# INSTRUCTIONS TO FOLLOW
Reproduce the material below word for word, from its first line through the line containing "legend-label: NR Num", including that line.
-- BEGIN --
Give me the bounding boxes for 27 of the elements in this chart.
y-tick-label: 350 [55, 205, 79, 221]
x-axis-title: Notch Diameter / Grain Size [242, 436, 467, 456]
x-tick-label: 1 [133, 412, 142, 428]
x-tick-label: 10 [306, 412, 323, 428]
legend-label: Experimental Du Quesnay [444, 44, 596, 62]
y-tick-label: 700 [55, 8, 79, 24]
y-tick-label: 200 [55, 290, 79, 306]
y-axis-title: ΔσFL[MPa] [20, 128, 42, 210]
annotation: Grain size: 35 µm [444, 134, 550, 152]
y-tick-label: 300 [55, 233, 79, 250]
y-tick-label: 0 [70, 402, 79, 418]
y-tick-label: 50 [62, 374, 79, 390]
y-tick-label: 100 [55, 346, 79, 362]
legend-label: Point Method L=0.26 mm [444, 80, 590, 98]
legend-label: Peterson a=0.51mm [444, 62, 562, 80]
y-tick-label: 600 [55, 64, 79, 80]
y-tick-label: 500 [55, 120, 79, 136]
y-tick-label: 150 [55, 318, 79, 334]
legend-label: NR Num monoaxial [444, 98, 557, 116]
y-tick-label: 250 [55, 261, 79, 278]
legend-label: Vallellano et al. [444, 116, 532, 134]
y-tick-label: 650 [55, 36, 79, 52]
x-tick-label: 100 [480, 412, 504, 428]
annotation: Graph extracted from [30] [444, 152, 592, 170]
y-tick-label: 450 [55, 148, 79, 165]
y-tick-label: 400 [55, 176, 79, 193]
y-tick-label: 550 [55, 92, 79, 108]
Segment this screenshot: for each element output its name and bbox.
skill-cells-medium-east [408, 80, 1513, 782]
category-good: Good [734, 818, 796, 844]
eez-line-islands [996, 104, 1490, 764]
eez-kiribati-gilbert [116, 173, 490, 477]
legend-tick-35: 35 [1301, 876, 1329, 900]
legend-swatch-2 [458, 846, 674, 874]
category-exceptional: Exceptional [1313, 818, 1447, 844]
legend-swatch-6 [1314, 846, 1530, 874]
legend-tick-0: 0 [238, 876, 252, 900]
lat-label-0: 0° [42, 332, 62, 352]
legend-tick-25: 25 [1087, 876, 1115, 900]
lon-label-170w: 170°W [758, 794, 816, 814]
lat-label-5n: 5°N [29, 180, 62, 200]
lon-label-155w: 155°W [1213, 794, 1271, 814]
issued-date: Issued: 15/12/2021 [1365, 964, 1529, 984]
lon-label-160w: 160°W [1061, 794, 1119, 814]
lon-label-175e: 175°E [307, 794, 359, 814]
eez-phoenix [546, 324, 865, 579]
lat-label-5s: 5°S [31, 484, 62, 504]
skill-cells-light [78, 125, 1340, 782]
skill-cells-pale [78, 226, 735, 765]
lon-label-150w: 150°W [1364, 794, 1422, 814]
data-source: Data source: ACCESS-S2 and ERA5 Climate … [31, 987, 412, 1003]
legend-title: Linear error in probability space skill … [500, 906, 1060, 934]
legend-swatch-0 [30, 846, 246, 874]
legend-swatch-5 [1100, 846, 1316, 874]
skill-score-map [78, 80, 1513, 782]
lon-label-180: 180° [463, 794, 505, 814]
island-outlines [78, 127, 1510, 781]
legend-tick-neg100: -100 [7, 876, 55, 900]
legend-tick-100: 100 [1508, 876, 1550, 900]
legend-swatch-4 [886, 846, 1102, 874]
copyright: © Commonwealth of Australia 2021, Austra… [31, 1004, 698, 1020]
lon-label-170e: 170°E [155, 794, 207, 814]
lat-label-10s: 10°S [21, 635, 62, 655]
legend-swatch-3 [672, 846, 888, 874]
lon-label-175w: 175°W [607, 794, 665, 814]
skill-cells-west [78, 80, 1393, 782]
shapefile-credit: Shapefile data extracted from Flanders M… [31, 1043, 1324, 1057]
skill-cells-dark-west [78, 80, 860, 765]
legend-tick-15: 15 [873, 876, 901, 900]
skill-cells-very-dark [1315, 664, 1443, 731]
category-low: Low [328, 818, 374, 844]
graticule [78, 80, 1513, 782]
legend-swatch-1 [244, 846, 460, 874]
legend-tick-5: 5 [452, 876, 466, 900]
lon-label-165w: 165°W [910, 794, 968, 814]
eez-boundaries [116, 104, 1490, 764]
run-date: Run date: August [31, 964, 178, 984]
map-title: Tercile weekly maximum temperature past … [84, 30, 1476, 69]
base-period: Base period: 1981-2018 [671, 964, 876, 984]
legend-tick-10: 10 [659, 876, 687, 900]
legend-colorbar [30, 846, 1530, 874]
-- END --
# THE ANSWER
Give me the bounding boxes for 27 of the elements in this chart.
y-tick-label: 350 [55, 205, 79, 221]
x-axis-title: Notch Diameter / Grain Size [242, 436, 467, 456]
x-tick-label: 1 [133, 412, 142, 428]
x-tick-label: 10 [306, 412, 323, 428]
legend-label: Experimental Du Quesnay [444, 44, 596, 62]
y-tick-label: 700 [55, 8, 79, 24]
y-tick-label: 200 [55, 290, 79, 306]
y-axis-title: ΔσFL[MPa] [20, 128, 42, 210]
annotation: Grain size: 35 µm [444, 134, 550, 152]
y-tick-label: 300 [55, 233, 79, 250]
y-tick-label: 0 [70, 402, 79, 418]
y-tick-label: 50 [62, 374, 79, 390]
y-tick-label: 100 [55, 346, 79, 362]
legend-label: Point Method L=0.26 mm [444, 80, 590, 98]
legend-label: Peterson a=0.51mm [444, 62, 562, 80]
y-tick-label: 600 [55, 64, 79, 80]
y-tick-label: 500 [55, 120, 79, 136]
y-tick-label: 150 [55, 318, 79, 334]
legend-label: NR Num monoaxial [444, 98, 557, 116]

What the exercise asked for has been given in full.